### Extracted material ###
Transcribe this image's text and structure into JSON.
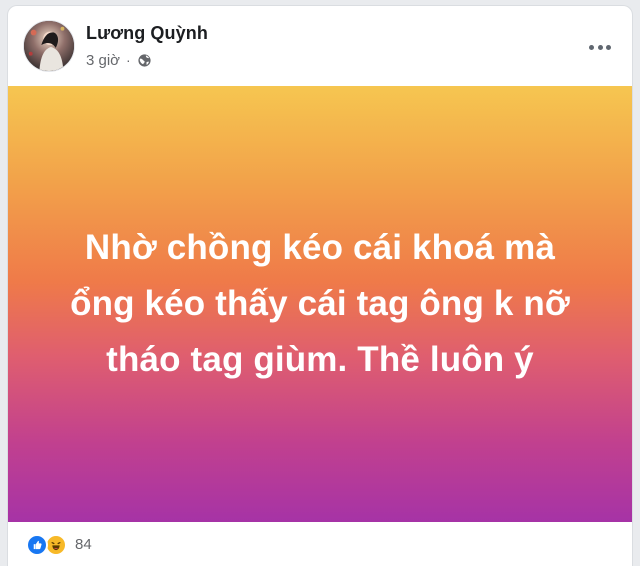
{
  "post": {
    "author": "Lương Quỳnh",
    "timestamp": "3 giờ",
    "separator": "·",
    "privacy_icon": "globe-icon",
    "menu_icon": "more-horizontal-icon",
    "text": "Nhờ chồng kéo cái khoá mà ổng kéo thấy cái tag ông k nỡ tháo tag giùm. Thề luôn ý",
    "background_gradient": [
      "#f6c650",
      "#ef7a49",
      "#a633a6"
    ],
    "reactions": {
      "icons": [
        "like-icon",
        "haha-icon"
      ],
      "count": "84"
    }
  }
}
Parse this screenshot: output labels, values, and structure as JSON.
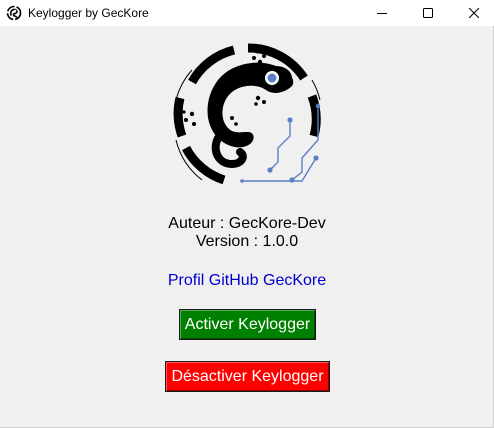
{
  "window": {
    "title": "Keylogger by GecKore",
    "icon": "gecko-icon",
    "controls": {
      "minimize_icon": "minimize-icon",
      "maximize_icon": "maximize-icon",
      "close_icon": "close-icon"
    }
  },
  "logo": {
    "icon": "gecko-circuit-logo",
    "colors": {
      "primary": "#000000",
      "accent": "#5b7fc4"
    }
  },
  "info": {
    "author": "Auteur : GecKore-Dev",
    "version": "Version : 1.0.0"
  },
  "link": {
    "label": "Profil GitHub GecKore",
    "color": "#0000cd"
  },
  "buttons": {
    "activate": {
      "label": "Activer Keylogger",
      "color": "#008000"
    },
    "deactivate": {
      "label": "Désactiver Keylogger",
      "color": "#ff0000"
    }
  }
}
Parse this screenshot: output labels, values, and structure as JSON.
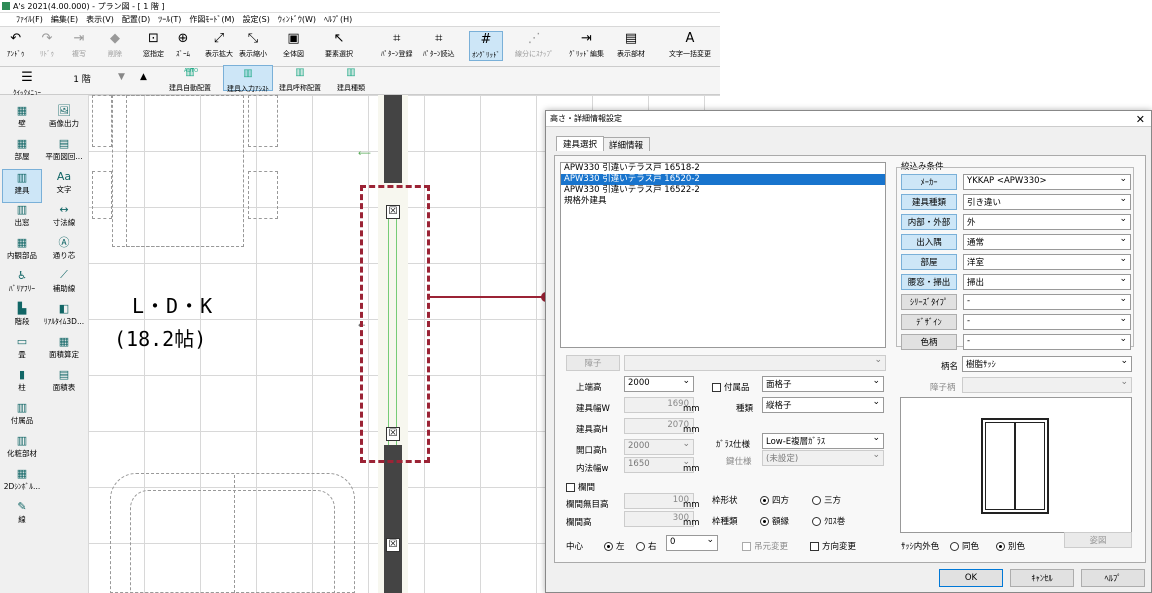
{
  "app": {
    "title": "A's 2021(4.00.000) - プラン図 - [ 1 階 ]"
  },
  "menu": [
    "ﾌｧｲﾙ(F)",
    "編集(E)",
    "表示(V)",
    "配置(D)",
    "ﾂｰﾙ(T)",
    "作図ﾓｰﾄﾞ(M)",
    "設定(S)",
    "ｳｨﾝﾄﾞｳ(W)",
    "ﾍﾙﾌﾟ(H)"
  ],
  "toolbar": [
    {
      "label": "ｱﾝﾄﾞｩ",
      "icon": "undo-icon",
      "glyph": "↶",
      "disabled": false
    },
    {
      "label": "ﾘﾄﾞｩ",
      "icon": "redo-icon",
      "glyph": "↷",
      "disabled": true
    },
    {
      "label": "複写",
      "icon": "copy-icon",
      "glyph": "⇥",
      "disabled": true
    },
    {
      "label": "削除",
      "icon": "eraser-icon",
      "glyph": "◆",
      "disabled": true
    },
    {
      "label": "窓指定",
      "icon": "window-select-icon",
      "glyph": "⊡",
      "disabled": false
    },
    {
      "label": "ｽﾞｰﾑ",
      "icon": "zoom-icon",
      "glyph": "⊕",
      "disabled": false
    },
    {
      "label": "表示拡大",
      "icon": "zoom-in-icon",
      "glyph": "⤢",
      "disabled": false
    },
    {
      "label": "表示縮小",
      "icon": "zoom-out-icon",
      "glyph": "⤡",
      "disabled": false
    },
    {
      "label": "全体図",
      "icon": "fit-view-icon",
      "glyph": "▣",
      "disabled": false
    },
    {
      "label": "要素選択",
      "icon": "cursor-icon",
      "glyph": "↖",
      "disabled": false
    },
    {
      "label": "ﾊﾟﾀｰﾝ登録",
      "icon": "pattern-register-icon",
      "glyph": "⌗",
      "disabled": false
    },
    {
      "label": "ﾊﾟﾀｰﾝ読込",
      "icon": "pattern-load-icon",
      "glyph": "⌗",
      "disabled": false
    },
    {
      "label": "ｵﾝｸﾞﾘｯﾄﾞ",
      "icon": "on-grid-icon",
      "glyph": "#",
      "disabled": false
    },
    {
      "label": "線分にｽﾅｯﾌﾟ",
      "icon": "snap-line-icon",
      "glyph": "⋰",
      "disabled": true
    },
    {
      "label": "ｸﾞﾘｯﾄﾞ編集",
      "icon": "grid-edit-icon",
      "glyph": "⇥",
      "disabled": false
    },
    {
      "label": "表示部材",
      "icon": "display-parts-icon",
      "glyph": "▤",
      "disabled": false
    },
    {
      "label": "文字一括変更",
      "icon": "text-change-icon",
      "glyph": "A",
      "disabled": false
    }
  ],
  "toolbar2": {
    "quick_menu": "ｸｲｯｸﾒﾆｭｰ",
    "floor": "1 階",
    "auto_badge": "AUTO",
    "buttons": [
      "建具自動配置",
      "建具入力ｱｼｽﾄ",
      "建具呼称配置",
      "建具種類"
    ]
  },
  "sidebar": [
    {
      "label": "壁",
      "icon": "wall-icon",
      "glyph": "▦"
    },
    {
      "label": "画像出力",
      "icon": "image-output-icon",
      "glyph": "🖼"
    },
    {
      "label": "部屋",
      "icon": "room-icon",
      "glyph": "▦"
    },
    {
      "label": "平面図回...",
      "icon": "plan-rotate-icon",
      "glyph": "▤"
    },
    {
      "label": "建具",
      "icon": "fitting-icon",
      "glyph": "▥"
    },
    {
      "label": "文字",
      "icon": "text-icon",
      "glyph": "Aa"
    },
    {
      "label": "出窓",
      "icon": "bay-window-icon",
      "glyph": "▥"
    },
    {
      "label": "寸法線",
      "icon": "dimension-icon",
      "glyph": "↔"
    },
    {
      "label": "内観部品",
      "icon": "interior-parts-icon",
      "glyph": "▦"
    },
    {
      "label": "通り芯",
      "icon": "grid-axis-icon",
      "glyph": "Ⓐ"
    },
    {
      "label": "ﾊﾞﾘｱﾌﾘｰ",
      "icon": "barrier-free-icon",
      "glyph": "♿"
    },
    {
      "label": "補助線",
      "icon": "guide-line-icon",
      "glyph": "⟋"
    },
    {
      "label": "階段",
      "icon": "stairs-icon",
      "glyph": "▙"
    },
    {
      "label": "ﾘｱﾙﾀｲﾑ3D...",
      "icon": "realtime-3d-icon",
      "glyph": "◧"
    },
    {
      "label": "畳",
      "icon": "tatami-icon",
      "glyph": "▭"
    },
    {
      "label": "面積算定",
      "icon": "area-calc-icon",
      "glyph": "▦"
    },
    {
      "label": "柱",
      "icon": "column-icon",
      "glyph": "▮"
    },
    {
      "label": "面積表",
      "icon": "area-table-icon",
      "glyph": "▤"
    },
    {
      "label": "付属品",
      "icon": "accessory-icon",
      "glyph": "▥"
    },
    {
      "label": "化粧部材",
      "icon": "trim-icon",
      "glyph": "▥"
    },
    {
      "label": "2Dｼﾝﾎﾞﾙ...",
      "icon": "2d-symbol-icon",
      "glyph": "▦"
    },
    {
      "label": "線",
      "icon": "line-icon",
      "glyph": "✎"
    }
  ],
  "canvas": {
    "room_name": "L・D・K",
    "room_size": "(18.2帖)"
  },
  "dialog": {
    "title": "高さ・詳細情報設定",
    "tabs": [
      "建具選択",
      "詳細情報"
    ],
    "list": [
      "APW330 引違いテラス戸 16518-2",
      "APW330 引違いテラス戸 16520-2",
      "APW330 引違いテラス戸 16522-2",
      "規格外建具"
    ],
    "filter": {
      "title": "絞込み条件",
      "rows": [
        {
          "label": "ﾒｰｶｰ",
          "value": "YKKAP <APW330>",
          "blue": true
        },
        {
          "label": "建具種類",
          "value": "引き違い",
          "blue": true
        },
        {
          "label": "内部・外部",
          "value": "外",
          "blue": true
        },
        {
          "label": "出入隅",
          "value": "通常",
          "blue": true
        },
        {
          "label": "部屋",
          "value": "洋室",
          "blue": true
        },
        {
          "label": "腰窓・掃出",
          "value": "掃出",
          "blue": true
        },
        {
          "label": "ｼﾘｰｽﾞﾀｲﾌﾟ",
          "value": "-",
          "blue": false
        },
        {
          "label": "ﾃﾞｻﾞｲﾝ",
          "value": "-",
          "blue": false
        },
        {
          "label": "色柄",
          "value": "-",
          "blue": false
        }
      ]
    },
    "shoji_button": "障子",
    "pattern_label": "柄名",
    "pattern_value": "樹脂ｻｯｼ",
    "shoji_pattern_label": "障子柄",
    "fields": {
      "top_height_label": "上端高",
      "top_height": "2000",
      "width_label": "建具幅W",
      "width": "1690",
      "height_label": "建具高H",
      "height": "2070",
      "open_h_label": "開口高h",
      "open_h": "2000",
      "inner_w_label": "内法幅w",
      "inner_w": "1650",
      "unit": "mm",
      "accessory_label": "付属品",
      "accessory": "面格子",
      "type_label": "種類",
      "type": "縦格子",
      "glass_label": "ｶﾞﾗｽ仕様",
      "glass": "Low-E複層ｶﾞﾗｽ",
      "lock_label": "鍵仕様",
      "lock": "(未設定)",
      "transom_label": "欄間",
      "transom_plain_label": "欄間無目高",
      "transom_plain": "100",
      "transom_h_label": "欄間高",
      "transom_h": "300",
      "frame_shape_label": "枠形状",
      "frame_shape_opts": [
        "四方",
        "三方"
      ],
      "frame_type_label": "枠種類",
      "frame_type_opts": [
        "額縁",
        "ｸﾛｽ巻"
      ],
      "center_label": "中心",
      "center_opts": [
        "左",
        "右"
      ],
      "center_value": "0",
      "hang_label": "吊元変更",
      "dir_label": "方向変更",
      "sash_color_label": "ｻｯｼ内外色",
      "sash_color_opts": [
        "同色",
        "別色"
      ],
      "elev_button": "姿図"
    },
    "buttons": {
      "ok": "OK",
      "cancel": "ｷｬﾝｾﾙ",
      "help": "ﾍﾙﾌﾟ"
    }
  },
  "colors": {
    "highlight": "#1874cd",
    "callout": "#9b2335",
    "wall": "#444444"
  }
}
###
- Set exercise: Reproduce each line from the records that contains the word "Keylogger".

- Result of the task:
    "title": "Keylogger by GecKore",
      "label": "Activer Keylogger",
      "label": "Désactiver Keylogger",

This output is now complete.